> Job: Set down each record below precisely, skipping the pictures.

* START Records supplied *

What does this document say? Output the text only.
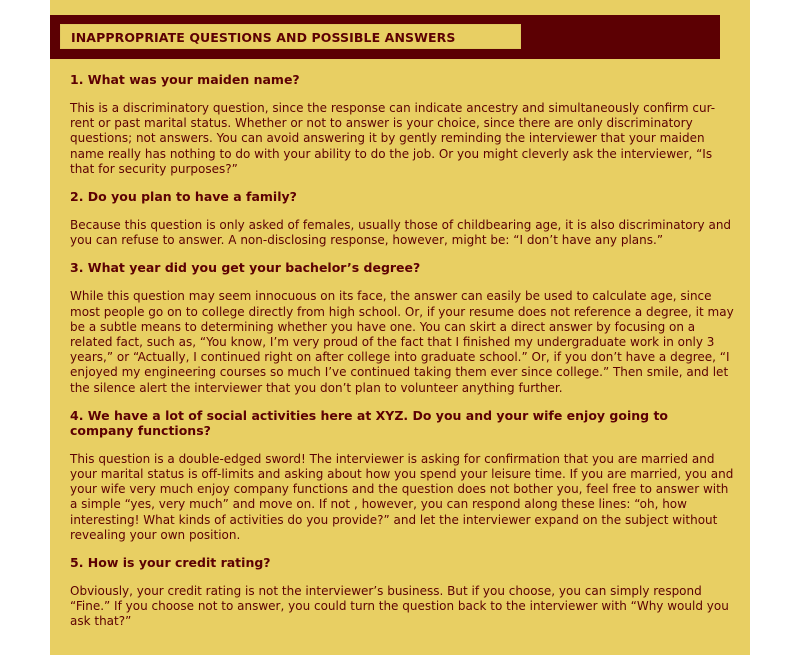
INAPPROPRIATE QUESTIONS AND POSSIBLE ANSWERS

1. What was your maiden name?

This is a discriminatory question, since the response can indicate ancestry and simultaneously confirm cur-rent or past marital status. Whether or not to answer is your choice, since there are only discriminatory questions; not answers. You can avoid answering it by gently reminding the interviewer that your maiden name really has nothing to do with your ability to do the job. Or you might cleverly ask the interviewer, “Is that for security purposes?”

2. Do you plan to have a family?

Because this question is only asked of females, usually those of childbearing age, it is also discriminatory and you can refuse to answer. A non-disclosing response, however, might be: “I don’t have any plans.”

3. What year did you get your bachelor’s degree?

While this question may seem innocuous on its face, the answer can easily be used to calculate age, since most people go on to college directly from high school. Or, if your resume does not reference a degree, it may be a subtle means to determining whether you have one. You can skirt a direct answer by focusing on a related fact, such as, “You know, I’m very proud of the fact that I finished my undergraduate work in only 3 years,” or “Actually, I continued right on after college into graduate school.” Or, if you don’t have a degree, “I enjoyed my engineering courses so much I’ve continued taking them ever since college.” Then smile, and let the silence alert the interviewer that you don’t plan to volunteer anything further.

4. We have a lot of social activities here at XYZ. Do you and your wife enjoy going to company functions?

This question is a double-edged sword! The interviewer is asking for confirmation that you are married and your marital status is off-limits and asking about how you spend your leisure time. If you are married, you and your wife very much enjoy company functions and the question does not bother you, feel free to answer with a simple “yes, very much” and move on. If not , however, you can respond along these lines: “oh, how interesting! What kinds of activities do you provide?” and let the interviewer expand on the subject without revealing your own position.

5. How is your credit rating?

Obviously, your credit rating is not the interviewer’s business. But if you choose, you can simply respond “Fine.” If you choose not to answer, you could turn the question back to the interviewer with “Why would you ask that?”
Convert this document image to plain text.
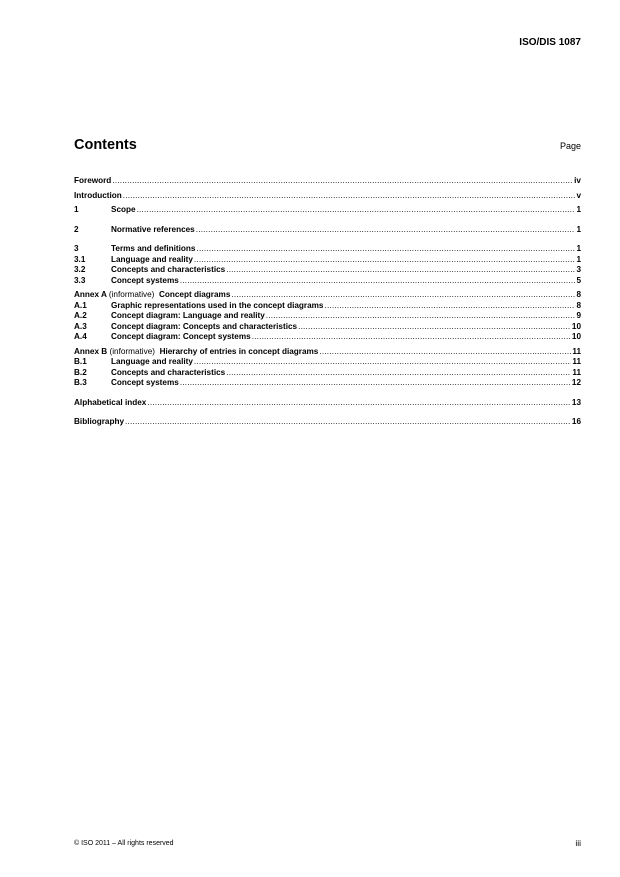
ISO/DIS 1087
Contents	Page
Foreword .....	iv
Introduction .....	v
1	Scope .....	1
2	Normative references .....	1
3	Terms and definitions .....	1
3.1	Language and reality .....	1
3.2	Concepts and characteristics .....	3
3.3	Concept systems .....	5
Annex A (informative) Concept diagrams .....	8
A.1	Graphic representations used in the concept diagrams .....	8
A.2	Concept diagram: Language and reality .....	9
A.3	Concept diagram: Concepts and characteristics .....	10
A.4	Concept diagram: Concept systems .....	10
Annex B (informative) Hierarchy of entries in concept diagrams .....	11
B.1	Language and reality .....	11
B.2	Concepts and characteristics .....	11
B.3	Concept systems .....	12
Alphabetical index .....	13
Bibliography .....	16
© ISO 2011 – All rights reserved	iii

* END Records supplied *

> The reply:
What does this document say? Output the text only.
INAPPROPRIATE QUESTIONS AND POSSIBLE ANSWERS

1. What was your maiden name?

This is a discriminatory question, since the response can indicate ancestry and simultaneously confirm cur-rent or past marital status. Whether or not to answer is your choice, since there are only discriminatory questions; not answers. You can avoid answering it by gently reminding the interviewer that your maiden name really has nothing to do with your ability to do the job. Or you might cleverly ask the interviewer, “Is that for security purposes?”

2. Do you plan to have a family?

Because this question is only asked of females, usually those of childbearing age, it is also discriminatory and you can refuse to answer. A non-disclosing response, however, might be: “I don’t have any plans.”

3. What year did you get your bachelor’s degree?

While this question may seem innocuous on its face, the answer can easily be used to calculate age, since most people go on to college directly from high school. Or, if your resume does not reference a degree, it may be a subtle means to determining whether you have one. You can skirt a direct answer by focusing on a related fact, such as, “You know, I’m very proud of the fact that I finished my undergraduate work in only 3 years,” or “Actually, I continued right on after college into graduate school.” Or, if you don’t have a degree, “I enjoyed my engineering courses so much I’ve continued taking them ever since college.” Then smile, and let the silence alert the interviewer that you don’t plan to volunteer anything further.

4. We have a lot of social activities here at XYZ. Do you and your wife enjoy going to company functions?

This question is a double-edged sword! The interviewer is asking for confirmation that you are married and your marital status is off-limits and asking about how you spend your leisure time. If you are married, you and your wife very much enjoy company functions and the question does not bother you, feel free to answer with a simple “yes, very much” and move on. If not , however, you can respond along these lines: “oh, how interesting! What kinds of activities do you provide?” and let the interviewer expand on the subject without revealing your own position.

5. How is your credit rating?

Obviously, your credit rating is not the interviewer’s business. But if you choose, you can simply respond “Fine.” If you choose not to answer, you could turn the question back to the interviewer with “Why would you ask that?”
Convert this document image to plain text.
ISO/DIS 1087
Contents	Page
Foreword .....	iv
Introduction .....	v
1	Scope .....	1
2	Normative references .....	1
3	Terms and definitions .....	1
3.1	Language and reality .....	1
3.2	Concepts and characteristics .....	3
3.3	Concept systems .....	5
Annex A (informative) Concept diagrams .....	8
A.1	Graphic representations used in the concept diagrams .....	8
A.2	Concept diagram: Language and reality .....	9
A.3	Concept diagram: Concepts and characteristics .....	10
A.4	Concept diagram: Concept systems .....	10
Annex B (informative) Hierarchy of entries in concept diagrams .....	11
B.1	Language and reality .....	11
B.2	Concepts and characteristics .....	11
B.3	Concept systems .....	12
Alphabetical index .....	13
Bibliography .....	16
© ISO 2011 – All rights reserved	iii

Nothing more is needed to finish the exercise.